#### Exercise description:
Collect every line that includes the string "Systolic".

[Data tied to figure images]
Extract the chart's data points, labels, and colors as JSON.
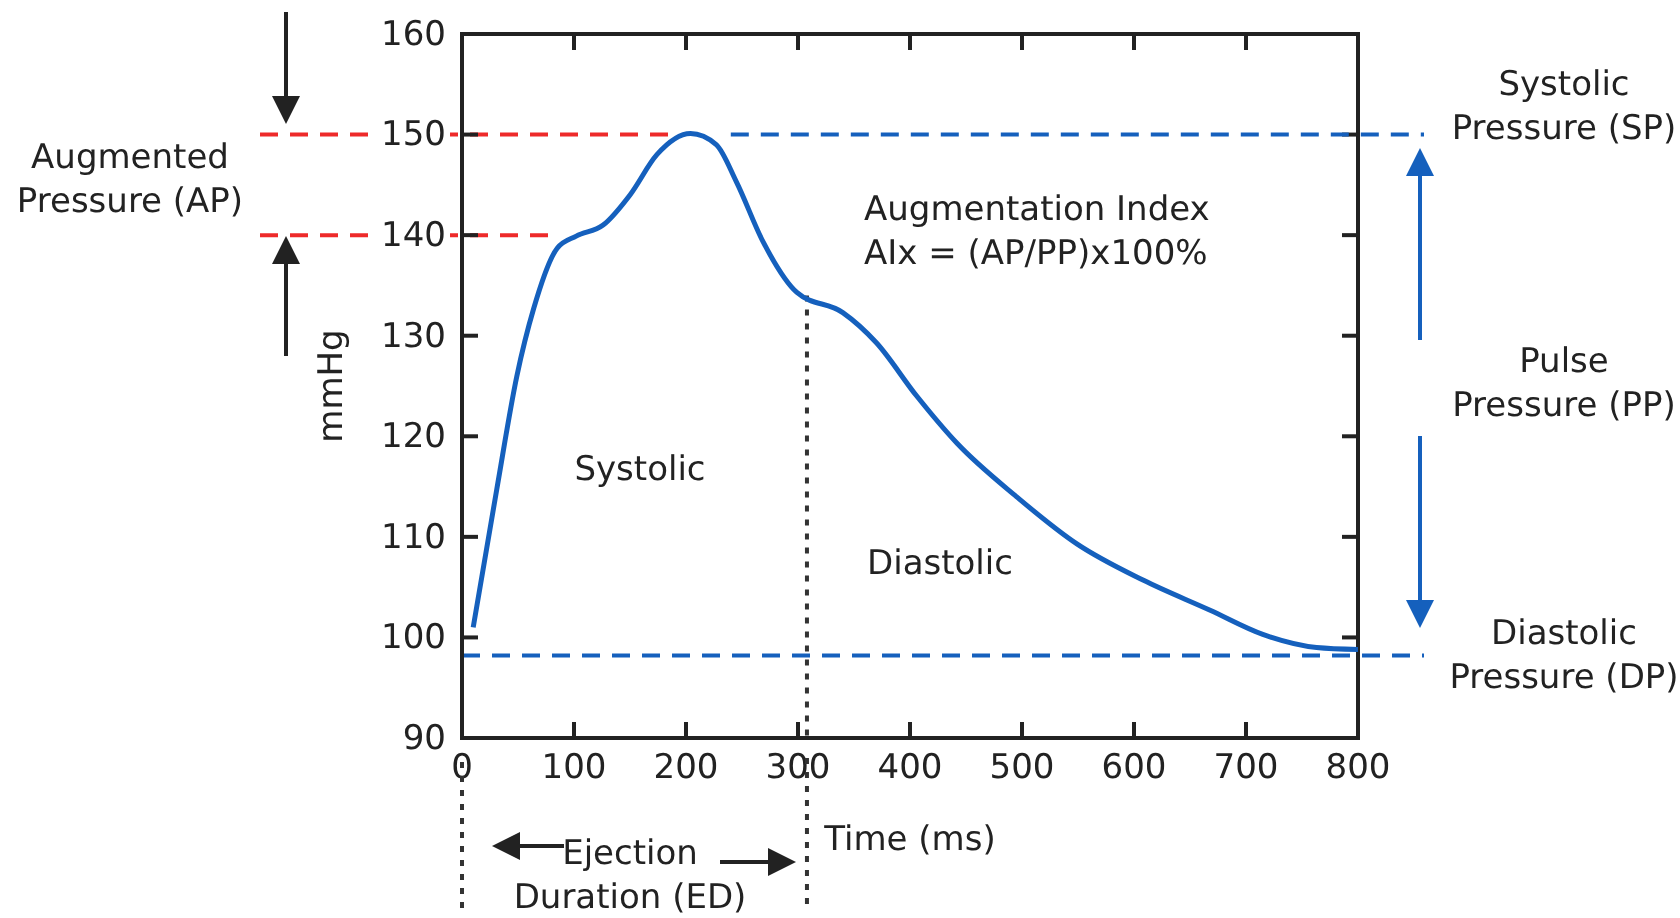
{
  "chart_data": {
    "type": "line",
    "xlabel": "Time (ms)",
    "ylabel": "mmHg",
    "x": [
      10,
      31,
      49,
      64,
      85,
      102,
      126,
      150,
      174,
      204,
      227,
      245,
      269,
      299,
      340,
      370,
      406,
      442,
      495,
      549,
      608,
      668,
      715,
      763,
      800
    ],
    "series": [
      {
        "color": "#1560bd",
        "values": [
          101,
          114.7,
          126,
          132.7,
          138.7,
          139.9,
          141,
          144,
          148,
          150.1,
          149,
          145.3,
          139.3,
          134.3,
          132.3,
          129.3,
          124,
          119.3,
          114,
          109.3,
          105.7,
          102.7,
          100.3,
          99,
          98.8
        ]
      }
    ],
    "xlim": [
      0,
      800
    ],
    "xticks": [
      0,
      100,
      200,
      300,
      400,
      500,
      600,
      700,
      800
    ],
    "ylim": [
      90,
      160
    ],
    "yticks": [
      90,
      100,
      110,
      120,
      130,
      140,
      150,
      160
    ],
    "grid": false,
    "marker": "none",
    "line_style": "solid",
    "ref_lines": [
      {
        "axis": "y",
        "value": 150,
        "label": "Systolic\nPressure (SP)",
        "color": "#1560bd",
        "line_style": "dashed"
      },
      {
        "axis": "y",
        "value": 98.2,
        "label": "Diastolic\nPressure (DP)",
        "color": "#1560bd",
        "line_style": "dashed"
      },
      {
        "axis": "y",
        "value": 150,
        "label": null,
        "color": "#ee2a2a",
        "line_style": "dashed"
      },
      {
        "axis": "y",
        "value": 140,
        "label": null,
        "color": "#ee2a2a",
        "line_style": "dashed"
      },
      {
        "axis": "x",
        "value": 308,
        "label": null,
        "color": "#333333",
        "line_style": "dotted"
      }
    ],
    "annotations": [
      "Augmented\nPressure (AP)",
      "Pulse\nPressure (PP)",
      "Augmentation Index\nAIx = (AP/PP)x100%",
      "Systolic",
      "Diastolic",
      "Ejection\nDuration (ED)"
    ]
  }
}
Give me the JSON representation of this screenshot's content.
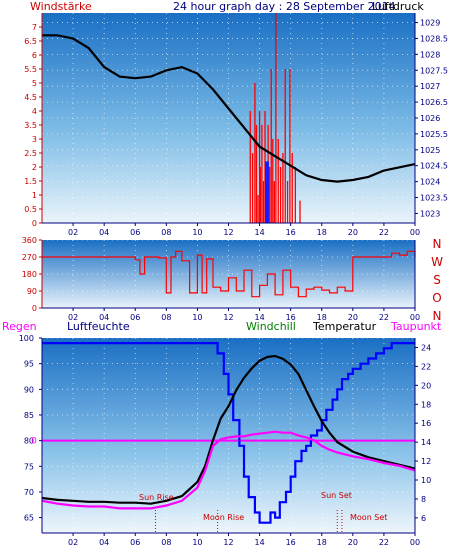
{
  "header": {
    "left_label": "Windstärke",
    "center_title": "24 hour graph day : 28 September 2014",
    "right_label": "Luftdruck"
  },
  "bottom_labels": {
    "regen": "Regen",
    "luftfeuchte": "Luftfeuchte",
    "windchill": "Windchill",
    "temperatur": "Temperatur",
    "taupunkt": "Taupunkt"
  },
  "wind_dir_labels": [
    "N",
    "W",
    "S",
    "O",
    "N"
  ],
  "astro": {
    "sun_rise": "Sun Rise",
    "moon_rise": "Moon Rise",
    "sun_set": "Sun Set",
    "moon_set": "Moon Set",
    "sun_rise_hour": 7.3,
    "moon_rise_hour": 11.3,
    "sun_set_hour": 19.3,
    "moon_set_hour": 19.0
  },
  "colors": {
    "wind": "#ff0000",
    "pressure": "#000000",
    "humidity": "#0000ff",
    "temperature": "#000000",
    "dewpoint": "#ff00ff",
    "axis_blue": "#000080",
    "axis_red": "#cc0000"
  },
  "chart_data": [
    {
      "type": "line",
      "name": "wind-pressure",
      "x_ticks": [
        "02",
        "04",
        "06",
        "08",
        "10",
        "12",
        "14",
        "16",
        "18",
        "20",
        "22",
        "00"
      ],
      "y_left_ticks": [
        "0",
        "0.5",
        "1",
        "1.5",
        "2",
        "2.5",
        "3",
        "3.5",
        "4",
        "4.5",
        "5",
        "5.5",
        "6",
        "6.5",
        "7"
      ],
      "y_right_ticks": [
        "1023",
        "1023.5",
        "1024",
        "1024.5",
        "1025",
        "1025.5",
        "1026",
        "1026.5",
        "1027",
        "1027.5",
        "1028",
        "1028.5",
        "1029"
      ],
      "xlim": [
        0,
        24
      ],
      "ylim_left": [
        0,
        7.5
      ],
      "ylim_right": [
        1022.7,
        1029.3
      ],
      "pressure": {
        "x": [
          0,
          1,
          2,
          3,
          4,
          5,
          6,
          7,
          8,
          9,
          10,
          11,
          12,
          13,
          14,
          15,
          16,
          17,
          18,
          19,
          20,
          21,
          22,
          23,
          24
        ],
        "y": [
          1028.6,
          1028.6,
          1028.5,
          1028.2,
          1027.6,
          1027.3,
          1027.25,
          1027.3,
          1027.5,
          1027.6,
          1027.4,
          1026.9,
          1026.3,
          1025.7,
          1025.1,
          1024.8,
          1024.5,
          1024.2,
          1024.05,
          1024.0,
          1024.05,
          1024.15,
          1024.35,
          1024.45,
          1024.55
        ]
      },
      "wind": {
        "x": [
          13.4,
          13.55,
          13.7,
          13.8,
          13.9,
          14.0,
          14.05,
          14.15,
          14.25,
          14.35,
          14.45,
          14.55,
          14.65,
          14.75,
          14.85,
          14.95,
          15.05,
          15.2,
          15.35,
          15.5,
          15.65,
          15.8,
          15.95,
          16.1,
          16.3,
          16.6
        ],
        "y": [
          4.0,
          2.5,
          5.0,
          3.5,
          1.0,
          4.0,
          2.0,
          3.5,
          1.5,
          4.0,
          1.0,
          3.5,
          2.0,
          5.5,
          3.0,
          1.5,
          7.5,
          3.0,
          2.0,
          2.5,
          5.5,
          1.5,
          5.5,
          2.5,
          2.0,
          0.8
        ]
      }
    },
    {
      "type": "line",
      "name": "wind-direction",
      "x_ticks": [
        "02",
        "04",
        "06",
        "08",
        "10",
        "12",
        "14",
        "16",
        "18",
        "20",
        "22",
        "00"
      ],
      "y_ticks": [
        "0",
        "90",
        "180",
        "270",
        "360"
      ],
      "xlim": [
        0,
        24
      ],
      "ylim": [
        0,
        360
      ],
      "x": [
        0,
        2,
        4,
        6,
        6.3,
        6.6,
        7.5,
        8,
        8.3,
        8.6,
        9,
        9.5,
        10.0,
        10.3,
        10.6,
        11,
        11.5,
        12,
        12.5,
        13,
        13.5,
        14,
        14.5,
        15,
        15.5,
        16,
        16.5,
        17,
        17.5,
        18,
        18.5,
        19,
        19.5,
        20,
        21,
        22,
        22.5,
        23,
        23.5,
        24
      ],
      "y": [
        270,
        270,
        270,
        255,
        180,
        270,
        265,
        80,
        270,
        300,
        250,
        80,
        280,
        80,
        260,
        110,
        90,
        160,
        90,
        200,
        60,
        120,
        180,
        70,
        200,
        110,
        60,
        100,
        110,
        95,
        80,
        110,
        90,
        270,
        270,
        270,
        290,
        280,
        300,
        270
      ]
    },
    {
      "type": "line",
      "name": "humidity-temperature",
      "x_ticks": [
        "02",
        "04",
        "06",
        "08",
        "10",
        "12",
        "14",
        "16",
        "18",
        "20",
        "22",
        "00"
      ],
      "y_left_ticks": [
        "65",
        "70",
        "75",
        "80",
        "85",
        "90",
        "95",
        "100"
      ],
      "y_right_ticks": [
        "6",
        "8",
        "10",
        "12",
        "14",
        "16",
        "18",
        "20",
        "22",
        "24"
      ],
      "xlim": [
        0,
        24
      ],
      "ylim_left": [
        62,
        100
      ],
      "ylim_right": [
        4.4,
        25
      ],
      "regen_value": "0",
      "regen_axis_value": 80,
      "humidity": {
        "x": [
          0,
          2,
          4,
          6,
          8,
          10,
          11,
          11.3,
          11.7,
          12,
          12.3,
          12.7,
          13,
          13.3,
          13.7,
          14,
          14.3,
          14.7,
          15,
          15.3,
          15.7,
          16,
          16.3,
          16.7,
          17,
          17.3,
          17.7,
          18,
          18.3,
          18.7,
          19,
          19.3,
          19.7,
          20,
          20.5,
          21,
          21.5,
          22,
          22.5,
          23,
          24
        ],
        "y": [
          99,
          99,
          99,
          99,
          99,
          99,
          99,
          97,
          93,
          89,
          84,
          79,
          73,
          69,
          66,
          64,
          64,
          66,
          65,
          68,
          70,
          73,
          76,
          78,
          79,
          81,
          82,
          84,
          86,
          88,
          90,
          92,
          93,
          94,
          95,
          96,
          97,
          98,
          99,
          99,
          99
        ]
      },
      "temperature": {
        "x": [
          0,
          1,
          2,
          3,
          4,
          5,
          6,
          7,
          8,
          9,
          10,
          10.5,
          11,
          11.5,
          12,
          12.5,
          13,
          13.5,
          14,
          14.5,
          15,
          15.5,
          16,
          16.5,
          17,
          17.5,
          18,
          18.5,
          19,
          20,
          21,
          22,
          23,
          24
        ],
        "y": [
          8.1,
          7.9,
          7.8,
          7.7,
          7.7,
          7.6,
          7.6,
          7.5,
          7.8,
          8.3,
          9.8,
          11.5,
          14.2,
          16.5,
          17.8,
          19.5,
          20.8,
          21.8,
          22.6,
          23.0,
          23.1,
          22.8,
          22.2,
          21.2,
          19.5,
          17.8,
          16.2,
          15.0,
          14.0,
          13.0,
          12.4,
          12.0,
          11.6,
          11.2
        ]
      },
      "dewpoint": {
        "x": [
          0,
          1,
          2,
          3,
          4,
          5,
          6,
          7,
          8,
          9,
          10,
          10.5,
          11,
          11.5,
          12,
          12.5,
          13,
          13.5,
          14,
          14.5,
          15,
          15.5,
          16,
          16.5,
          17,
          17.5,
          18,
          18.5,
          19,
          20,
          21,
          22,
          23,
          24
        ],
        "y": [
          7.8,
          7.5,
          7.3,
          7.2,
          7.2,
          7.0,
          7.0,
          7.0,
          7.3,
          7.8,
          9.2,
          11.0,
          13.6,
          14.3,
          14.5,
          14.6,
          14.6,
          14.8,
          14.9,
          15.0,
          15.1,
          15.0,
          15.0,
          14.7,
          14.5,
          14.2,
          13.6,
          13.2,
          12.9,
          12.5,
          12.2,
          11.8,
          11.5,
          11.0
        ]
      }
    }
  ]
}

#### Answer to this problem:
        "label": "Systolic\nPressure (SP)",
      "Systolic",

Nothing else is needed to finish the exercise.